◆ TASK STATEMENT ◆
Only the pictures are to be left out; set down the rest of the records exactly.

◆ PROVIDED DATA ◆
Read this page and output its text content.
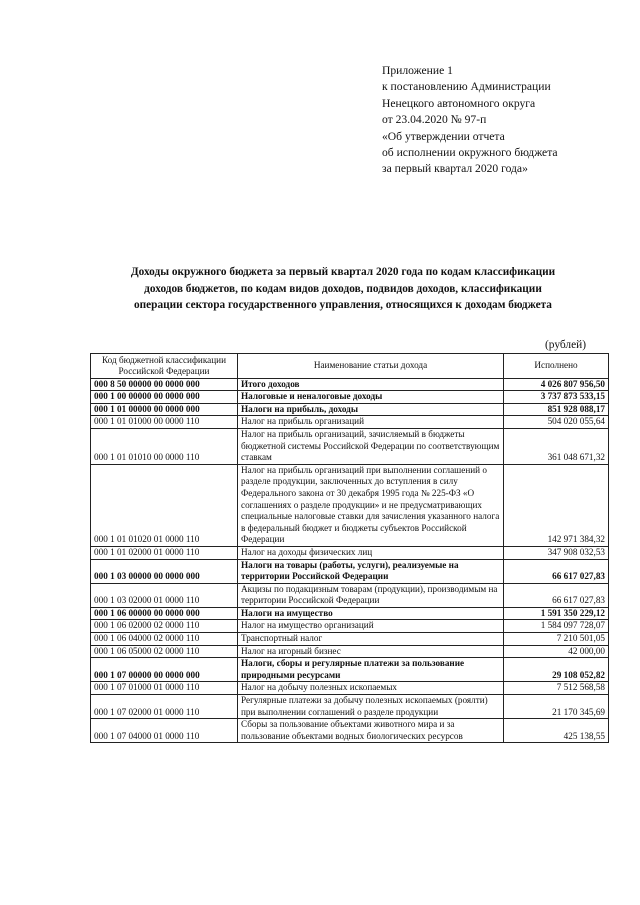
Приложение 1
к постановлению Администрации
Ненецкого автономного округа
от 23.04.2020 № 97-п
«Об утверждении отчета
об исполнении окружного бюджета
за первый квартал 2020 года»
Доходы окружного бюджета за первый квартал 2020 года по кодам классификации
доходов бюджетов, по кодам видов доходов, подвидов доходов, классификации
операции сектора государственного управления, относящихся к доходам бюджета
(рублей)
Код бюджетной классификации Российской Федерации	Наименование статьи дохода	Исполнено
000 8 50 00000 00 0000 000	Итого доходов	4 026 807 956,50
000 1 00 00000 00 0000 000	Налоговые и неналоговые доходы	3 737 873 533,15
000 1 01 00000 00 0000 000	Налоги на прибыль, доходы	851 928 088,17
000 1 01 01000 00 0000 110	Налог на прибыль организаций	504 020 055,64
000 1 01 01010 00 0000 110	Налог на прибыль организаций, зачисляемый в бюджеты бюджетной системы Российской Федерации по соответствующим ставкам	361 048 671,32
000 1 01 01020 01 0000 110	Налог на прибыль организаций при выполнении соглашений о разделе продукции, заключенных до вступления в силу Федерального закона от 30 декабря 1995 года № 225-ФЗ «О соглашениях о разделе продукции» и не предусматривающих специальные налоговые ставки для зачисления указанного налога в федеральный бюджет и бюджеты субъектов Российской Федерации	142 971 384,32
000 1 01 02000 01 0000 110	Налог на доходы физических лиц	347 908 032,53
000 1 03 00000 00 0000 000	Налоги на товары (работы, услуги), реализуемые на территории Российской Федерации	66 617 027,83
000 1 03 02000 01 0000 110	Акцизы по подакцизным товарам (продукции), производимым на территории Российской Федерации	66 617 027,83
000 1 06 00000 00 0000 000	Налоги на имущество	1 591 350 229,12
000 1 06 02000 02 0000 110	Налог на имущество организаций	1 584 097 728,07
000 1 06 04000 02 0000 110	Транспортный налог	7 210 501,05
000 1 06 05000 02 0000 110	Налог на игорный бизнес	42 000,00
000 1 07 00000 00 0000 000	Налоги, сборы и регулярные платежи за пользование природными ресурсами	29 108 052,82
000 1 07 01000 01 0000 110	Налог на добычу полезных ископаемых	7 512 568,58
000 1 07 02000 01 0000 110	Регулярные платежи за добычу полезных ископаемых (роялти) при выполнении соглашений о разделе продукции	21 170 345,69
000 1 07 04000 01 0000 110	Сборы за пользование объектами животного мира и за пользование объектами водных биологических ресурсов	425 138,55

◆ FULL ANSWER ◆
Read this page and output its text content.
Приложение 1
к постановлению Администрации
Ненецкого автономного округа
от 23.04.2020 № 97-п
«Об утверждении отчета
об исполнении окружного бюджета
за первый квартал 2020 года»
Доходы окружного бюджета за первый квартал 2020 года по кодам классификации
доходов бюджетов, по кодам видов доходов, подвидов доходов, классификации
операции сектора государственного управления, относящихся к доходам бюджета
(рублей)
Код бюджетной классификации Российской Федерации	Наименование статьи дохода	Исполнено
000 8 50 00000 00 0000 000	Итого доходов	4 026 807 956,50
000 1 00 00000 00 0000 000	Налоговые и неналоговые доходы	3 737 873 533,15
000 1 01 00000 00 0000 000	Налоги на прибыль, доходы	851 928 088,17
000 1 01 01000 00 0000 110	Налог на прибыль организаций	504 020 055,64
000 1 01 01010 00 0000 110	Налог на прибыль организаций, зачисляемый в бюджеты бюджетной системы Российской Федерации по соответствующим ставкам	361 048 671,32
000 1 01 01020 01 0000 110	Налог на прибыль организаций при выполнении соглашений о разделе продукции, заключенных до вступления в силу Федерального закона от 30 декабря 1995 года № 225-ФЗ «О соглашениях о разделе продукции» и не предусматривающих специальные налоговые ставки для зачисления указанного налога в федеральный бюджет и бюджеты субъектов Российской Федерации	142 971 384,32
000 1 01 02000 01 0000 110	Налог на доходы физических лиц	347 908 032,53
000 1 03 00000 00 0000 000	Налоги на товары (работы, услуги), реализуемые на территории Российской Федерации	66 617 027,83
000 1 03 02000 01 0000 110	Акцизы по подакцизным товарам (продукции), производимым на территории Российской Федерации	66 617 027,83
000 1 06 00000 00 0000 000	Налоги на имущество	1 591 350 229,12
000 1 06 02000 02 0000 110	Налог на имущество организаций	1 584 097 728,07
000 1 06 04000 02 0000 110	Транспортный налог	7 210 501,05
000 1 06 05000 02 0000 110	Налог на игорный бизнес	42 000,00
000 1 07 00000 00 0000 000	Налоги, сборы и регулярные платежи за пользование природными ресурсами	29 108 052,82
000 1 07 01000 01 0000 110	Налог на добычу полезных ископаемых	7 512 568,58
000 1 07 02000 01 0000 110	Регулярные платежи за добычу полезных ископаемых (роялти) при выполнении соглашений о разделе продукции	21 170 345,69
000 1 07 04000 01 0000 110	Сборы за пользование объектами животного мира и за пользование объектами водных биологических ресурсов	425 138,55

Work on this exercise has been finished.